TO BE DONE:
Find each line with the word "title" and say how many there are, nothing else.

ENTRIES:
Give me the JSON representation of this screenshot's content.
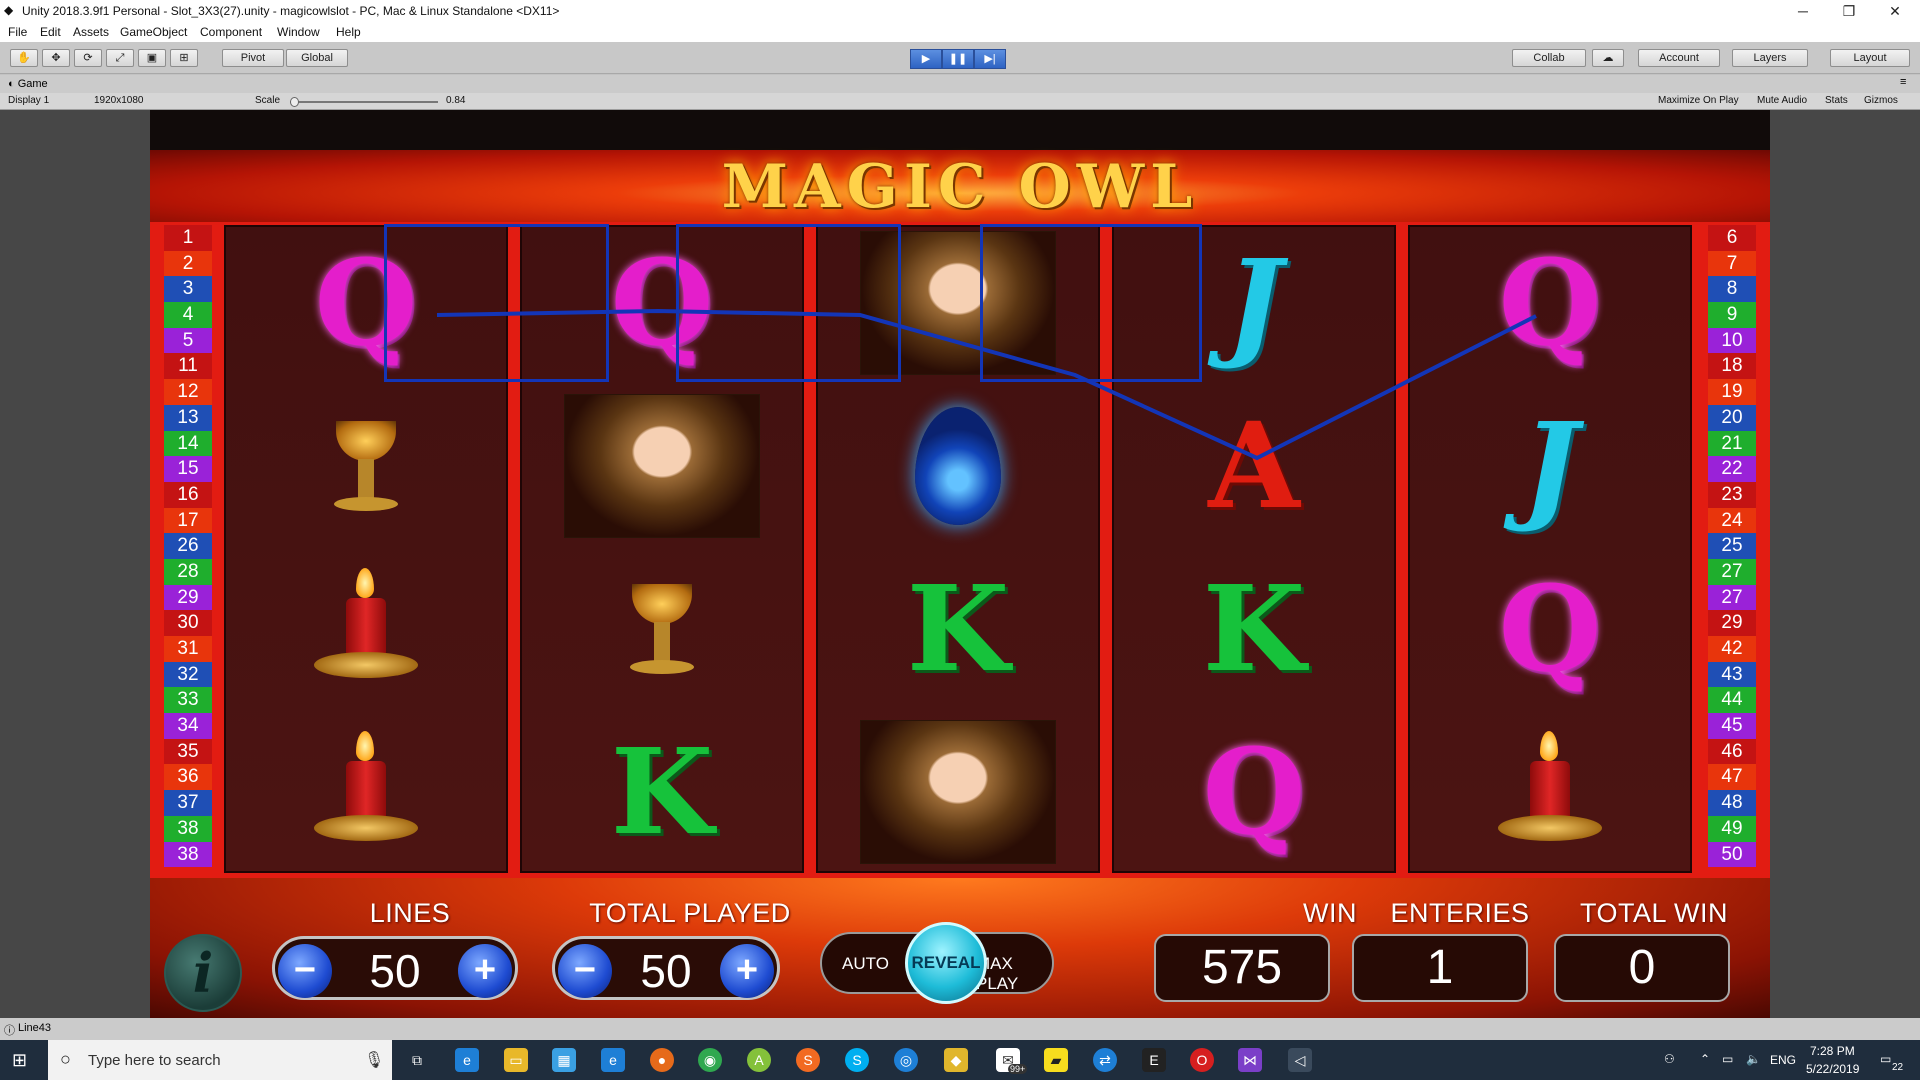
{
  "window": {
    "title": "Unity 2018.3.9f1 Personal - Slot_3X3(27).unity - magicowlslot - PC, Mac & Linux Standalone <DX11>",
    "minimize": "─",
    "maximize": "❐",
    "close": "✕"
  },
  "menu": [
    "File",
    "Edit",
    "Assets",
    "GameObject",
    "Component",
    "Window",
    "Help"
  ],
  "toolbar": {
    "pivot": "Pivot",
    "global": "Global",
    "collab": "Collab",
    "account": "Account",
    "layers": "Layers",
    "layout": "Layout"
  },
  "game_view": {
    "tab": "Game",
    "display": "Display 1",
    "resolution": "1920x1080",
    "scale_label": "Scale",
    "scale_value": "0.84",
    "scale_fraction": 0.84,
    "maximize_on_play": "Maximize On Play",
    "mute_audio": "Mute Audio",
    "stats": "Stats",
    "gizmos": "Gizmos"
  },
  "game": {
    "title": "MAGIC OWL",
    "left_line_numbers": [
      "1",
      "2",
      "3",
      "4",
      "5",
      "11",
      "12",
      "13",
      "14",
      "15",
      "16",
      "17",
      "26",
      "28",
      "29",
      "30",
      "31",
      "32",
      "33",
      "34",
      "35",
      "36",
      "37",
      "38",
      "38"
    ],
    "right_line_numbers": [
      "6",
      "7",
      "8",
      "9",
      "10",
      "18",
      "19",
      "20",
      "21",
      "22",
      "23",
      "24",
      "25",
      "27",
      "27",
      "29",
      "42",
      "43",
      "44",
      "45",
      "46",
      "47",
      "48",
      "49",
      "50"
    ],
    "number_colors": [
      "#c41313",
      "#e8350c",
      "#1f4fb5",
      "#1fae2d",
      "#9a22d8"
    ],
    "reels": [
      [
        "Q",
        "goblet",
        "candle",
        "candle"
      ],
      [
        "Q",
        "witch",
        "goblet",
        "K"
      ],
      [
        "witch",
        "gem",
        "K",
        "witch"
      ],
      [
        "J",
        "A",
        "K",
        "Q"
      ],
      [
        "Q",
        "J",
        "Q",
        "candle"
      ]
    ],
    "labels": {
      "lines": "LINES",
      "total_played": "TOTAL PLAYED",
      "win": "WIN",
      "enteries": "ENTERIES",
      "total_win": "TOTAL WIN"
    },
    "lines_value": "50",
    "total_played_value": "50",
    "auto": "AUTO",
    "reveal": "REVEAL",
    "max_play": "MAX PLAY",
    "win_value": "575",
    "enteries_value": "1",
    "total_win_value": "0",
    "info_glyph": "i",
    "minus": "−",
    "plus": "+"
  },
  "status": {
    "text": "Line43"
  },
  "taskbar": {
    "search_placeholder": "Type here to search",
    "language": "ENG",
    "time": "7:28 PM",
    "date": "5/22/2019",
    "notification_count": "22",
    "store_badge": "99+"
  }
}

OUTPUT FOR THIS TASK:
2